++++ Supplied passage

Earlier this week, our always insecure egomaniacal Twitter-troll-in-chief claimed that he has created “more than 1 million private sector jobs.”
How do you know when Donald Trump is lying? His lips are moving. Trump takes credit for 1 million jobs. Not true: “Official government data from the Labor Department show only 601,000 private sector jobs have been added since January, when Trump took office. Trump is trying to take credit for far more.”
This is yet another example of how Tea-Publicans can’t do math. Trump Budget Based on $2 Trillion Math Error. And this example. Trump’s argument for withdrawing from Paris agreement contains multi-trillion dollar math error.
The Washington Post reports, U.S. job market falls short of expectations in May, adding just 138,000 jobs:
U.S. job growth came in below expectations in May with employers adding just 138,000 jobs while the unemployment rate fell to 4.3 percent, the lowest it has been in more than 16 years, federal economists reported Friday morning.
Economists surveyed by Bloomberg had expected an increase of 180,000 in non-farm payrolls, which would have been in line with average monthly gains seen over the past year.
Steve Benen breaks down the May jobs report. U.S. job growth cools a bit in the spring:
The Bureau of Labor Statistics reported this morning that the U.S. economy added 138,000 jobs in May, an underwhelming total. The unemployment rate, meanwhile, inched lower to 4.3%.
As for the revisions, the totals for March and April were both revised down, and combined they show a net loss of about 66,000 jobs.
What about the president’s claim that we’ve added “more than a million private-sector jobs”? That’s only true if we start fiddling with the definition of “we.” In the four full months Trump has been in office, the U.S. economy, as of this morning’s new data, has added 601,000 private-sector jobs. If we’re generous and add January to the total – Obama was president for two-thirds of the month – the economy’s added 805,000 private-sector jobs.
To get to “more than a million,” Trump would have to claim credit for economic progress that happened before he took office.
Above you’ll find the chart I run every month, showing monthly job losses since the start of the Great Recession. The image makes a distinction – red columns point to monthly job totals under the Bush and Trump administrations, while blue columns point to job totals under the Obama administration.
Here’s another chart, this one showing monthly job losses/gains in just the private sector since the start of the Great Recession.
Neil Irwin writes at The Upshot for the New York Times, We May Be Closer to Full Employment Than It Seemed. That’s Bad News.
The May job numbers raise a depressing possibility: that this is as good as it will get for the United States labor market.
At first glance, the new numbers seem like a bit of a mystery. The unemployment rate fell to a 16-year low, yet job creation slowed and the number of people who are neither working nor looking for work rose. But the data aren’t really inconsistent. Rather, they point to a job market that is pretty close to full employment — where workers who want a job can find one fairly easily, but low unemployment isn’t pulling workers into the labor force en masse.

++++++++
++++ Material shown

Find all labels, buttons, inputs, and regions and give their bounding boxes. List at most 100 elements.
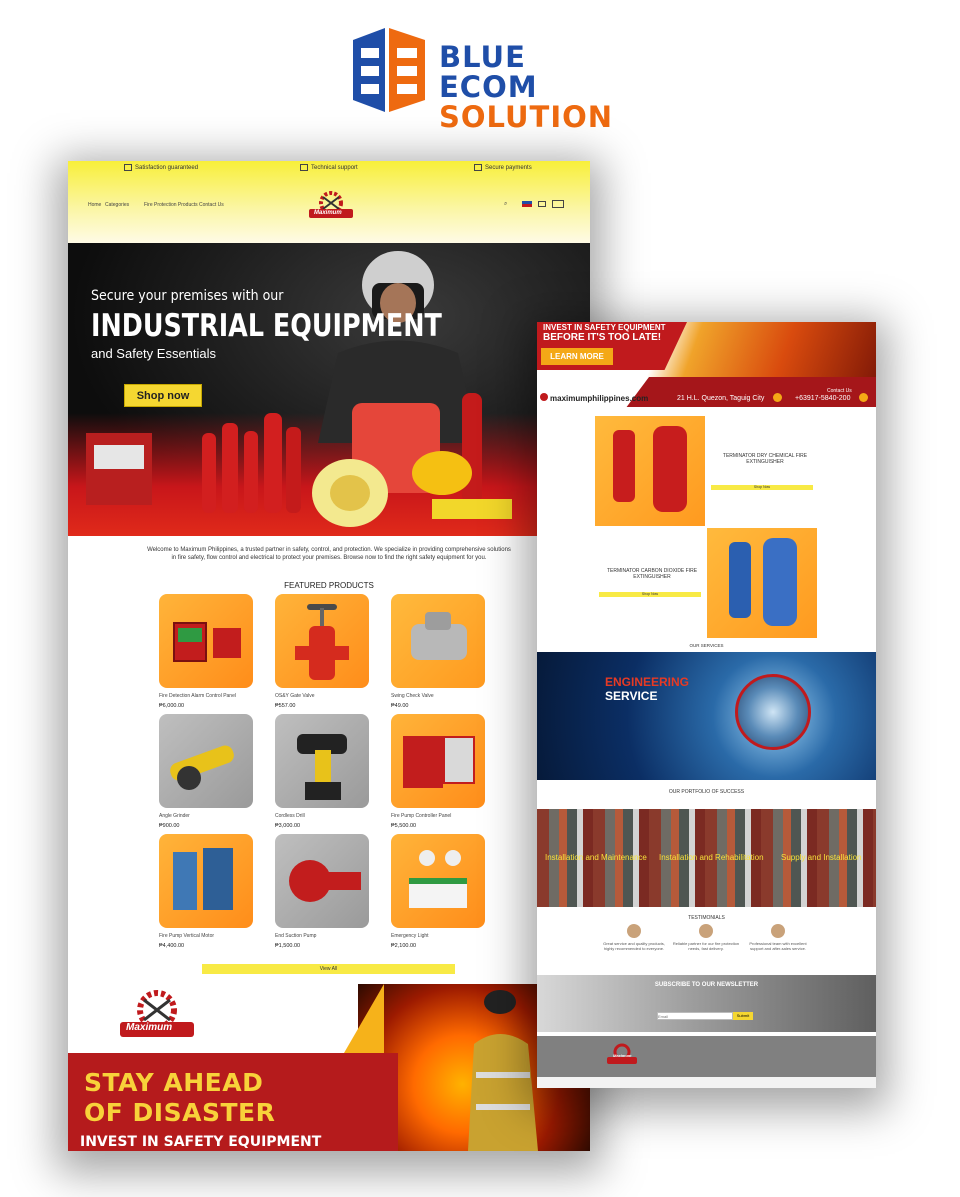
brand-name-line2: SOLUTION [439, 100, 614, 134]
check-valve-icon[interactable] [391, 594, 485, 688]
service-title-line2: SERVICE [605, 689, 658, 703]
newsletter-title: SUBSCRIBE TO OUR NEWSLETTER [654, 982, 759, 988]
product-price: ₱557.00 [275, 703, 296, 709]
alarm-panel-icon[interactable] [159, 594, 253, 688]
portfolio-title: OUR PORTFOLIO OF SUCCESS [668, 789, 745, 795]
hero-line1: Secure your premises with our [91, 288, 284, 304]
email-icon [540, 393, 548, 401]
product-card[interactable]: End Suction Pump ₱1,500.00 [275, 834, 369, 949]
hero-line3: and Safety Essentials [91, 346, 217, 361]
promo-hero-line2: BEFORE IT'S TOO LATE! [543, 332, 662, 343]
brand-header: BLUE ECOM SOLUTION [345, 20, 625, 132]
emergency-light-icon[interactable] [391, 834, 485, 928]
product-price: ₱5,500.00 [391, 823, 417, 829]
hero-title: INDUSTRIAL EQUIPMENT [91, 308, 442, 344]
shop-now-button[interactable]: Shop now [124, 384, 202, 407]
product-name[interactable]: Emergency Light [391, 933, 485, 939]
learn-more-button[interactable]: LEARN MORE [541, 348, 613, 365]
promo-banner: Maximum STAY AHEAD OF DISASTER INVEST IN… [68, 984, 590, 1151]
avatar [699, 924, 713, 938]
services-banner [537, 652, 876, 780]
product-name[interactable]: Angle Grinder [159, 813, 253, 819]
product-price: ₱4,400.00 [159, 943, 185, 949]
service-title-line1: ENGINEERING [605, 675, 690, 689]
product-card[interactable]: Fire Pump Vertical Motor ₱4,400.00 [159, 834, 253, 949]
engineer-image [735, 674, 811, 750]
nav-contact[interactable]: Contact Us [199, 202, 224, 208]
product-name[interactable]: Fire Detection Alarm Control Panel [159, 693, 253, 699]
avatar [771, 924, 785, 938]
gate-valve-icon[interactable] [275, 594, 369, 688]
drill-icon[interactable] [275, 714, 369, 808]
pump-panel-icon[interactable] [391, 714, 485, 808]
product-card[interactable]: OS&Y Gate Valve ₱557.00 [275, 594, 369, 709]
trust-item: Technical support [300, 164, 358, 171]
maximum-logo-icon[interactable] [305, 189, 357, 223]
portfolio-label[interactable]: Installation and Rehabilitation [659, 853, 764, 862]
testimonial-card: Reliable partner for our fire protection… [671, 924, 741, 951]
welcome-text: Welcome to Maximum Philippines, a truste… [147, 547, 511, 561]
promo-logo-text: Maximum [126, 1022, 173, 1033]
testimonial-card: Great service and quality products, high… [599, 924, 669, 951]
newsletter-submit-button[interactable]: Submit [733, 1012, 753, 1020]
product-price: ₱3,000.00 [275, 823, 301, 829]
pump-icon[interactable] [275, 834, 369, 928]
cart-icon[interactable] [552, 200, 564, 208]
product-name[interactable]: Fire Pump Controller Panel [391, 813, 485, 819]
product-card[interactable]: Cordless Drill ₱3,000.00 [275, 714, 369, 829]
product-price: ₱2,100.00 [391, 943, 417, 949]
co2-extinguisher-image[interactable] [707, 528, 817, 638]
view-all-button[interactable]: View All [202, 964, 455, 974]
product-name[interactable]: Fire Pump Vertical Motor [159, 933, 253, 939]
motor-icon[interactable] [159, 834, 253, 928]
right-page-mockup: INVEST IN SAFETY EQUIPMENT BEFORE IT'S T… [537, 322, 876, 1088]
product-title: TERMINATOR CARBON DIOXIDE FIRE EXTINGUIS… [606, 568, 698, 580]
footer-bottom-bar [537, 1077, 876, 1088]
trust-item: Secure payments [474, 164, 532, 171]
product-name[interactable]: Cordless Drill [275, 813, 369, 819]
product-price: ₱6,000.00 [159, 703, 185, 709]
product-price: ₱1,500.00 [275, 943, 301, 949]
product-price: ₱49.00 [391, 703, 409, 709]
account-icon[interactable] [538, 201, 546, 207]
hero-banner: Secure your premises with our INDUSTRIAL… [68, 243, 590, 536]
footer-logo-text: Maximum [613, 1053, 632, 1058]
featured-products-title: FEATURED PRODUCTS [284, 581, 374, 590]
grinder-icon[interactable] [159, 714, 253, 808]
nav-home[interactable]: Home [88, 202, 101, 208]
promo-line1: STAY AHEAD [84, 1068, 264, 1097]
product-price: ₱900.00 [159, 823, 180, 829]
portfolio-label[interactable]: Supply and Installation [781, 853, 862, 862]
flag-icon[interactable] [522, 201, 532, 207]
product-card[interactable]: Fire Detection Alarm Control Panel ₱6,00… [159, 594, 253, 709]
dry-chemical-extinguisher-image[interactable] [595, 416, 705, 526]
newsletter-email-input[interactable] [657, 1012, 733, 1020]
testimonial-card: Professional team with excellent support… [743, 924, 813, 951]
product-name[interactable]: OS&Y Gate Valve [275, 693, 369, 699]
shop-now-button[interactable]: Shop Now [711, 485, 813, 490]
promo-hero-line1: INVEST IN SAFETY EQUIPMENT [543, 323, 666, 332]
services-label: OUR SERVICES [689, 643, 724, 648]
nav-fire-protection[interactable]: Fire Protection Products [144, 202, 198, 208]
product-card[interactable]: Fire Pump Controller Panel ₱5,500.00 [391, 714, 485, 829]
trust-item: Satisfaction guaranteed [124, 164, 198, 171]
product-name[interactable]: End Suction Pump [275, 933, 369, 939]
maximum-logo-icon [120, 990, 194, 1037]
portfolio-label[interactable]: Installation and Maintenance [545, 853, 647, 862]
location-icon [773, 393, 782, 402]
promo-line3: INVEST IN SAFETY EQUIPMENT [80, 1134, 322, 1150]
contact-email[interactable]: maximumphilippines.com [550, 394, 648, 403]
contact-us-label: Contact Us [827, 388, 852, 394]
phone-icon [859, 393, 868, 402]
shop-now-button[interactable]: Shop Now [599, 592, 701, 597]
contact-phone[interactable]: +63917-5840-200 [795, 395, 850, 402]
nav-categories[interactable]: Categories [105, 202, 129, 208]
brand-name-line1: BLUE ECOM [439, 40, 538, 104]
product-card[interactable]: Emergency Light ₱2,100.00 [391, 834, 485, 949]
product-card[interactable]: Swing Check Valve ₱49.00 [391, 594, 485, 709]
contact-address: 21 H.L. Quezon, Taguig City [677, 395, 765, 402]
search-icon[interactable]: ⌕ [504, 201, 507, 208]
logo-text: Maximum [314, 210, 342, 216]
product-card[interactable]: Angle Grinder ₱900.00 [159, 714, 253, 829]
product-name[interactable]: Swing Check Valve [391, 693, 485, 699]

++++++++

:: Tasks to perform ::
1 – Answer these questions from the jobs-report passage:
(a) What was the unemployment rate in May?
(b) What increase in non-farm payrolls had economists surveyed by Bloomberg expected?
(c) What combined net change do the revised March and April totals show?
2 – Duplicate the jobs-report passage, starting with "How do you know" and going on through "dollar math error.".
3 – Decide whether each statement agrees with the jobs-report passage, answering yes or no and quoting the words that settle it:
(a) Labor Department data show 601,000 private-sector jobs added since January.
(b) Obama was president for half of January.
(c) In the monthly chart, blue columns show job totals under the Bush administration.

:: Solutions to the problems ::
1 –
(a) 4.3 percent
(b) 180,000
(c) A net loss of about 66,000 jobs

2 –
How do you know when Donald Trump is lying? His lips are moving. Trump takes credit for 1 million jobs. Not true: “Official government data from the Labor Department show only 601,000 private sector jobs have been added since January, when Trump took office. Trump is trying to take credit for far more.”
This is yet another example of how Tea-Publicans can’t do math. Trump Budget Based on $2 Trillion Math Error. And this example. Trump’s argument for withdrawing from Paris agreement contains multi-trillion dollar math error.

3 –
(a) Yes: "Official government data from the Labor Department show only 601,000 private sector jobs have been added since January"
(b) No: "Obama was president for two-thirds of the month"
(c) No: "blue columns point to job totals under the Obama administration"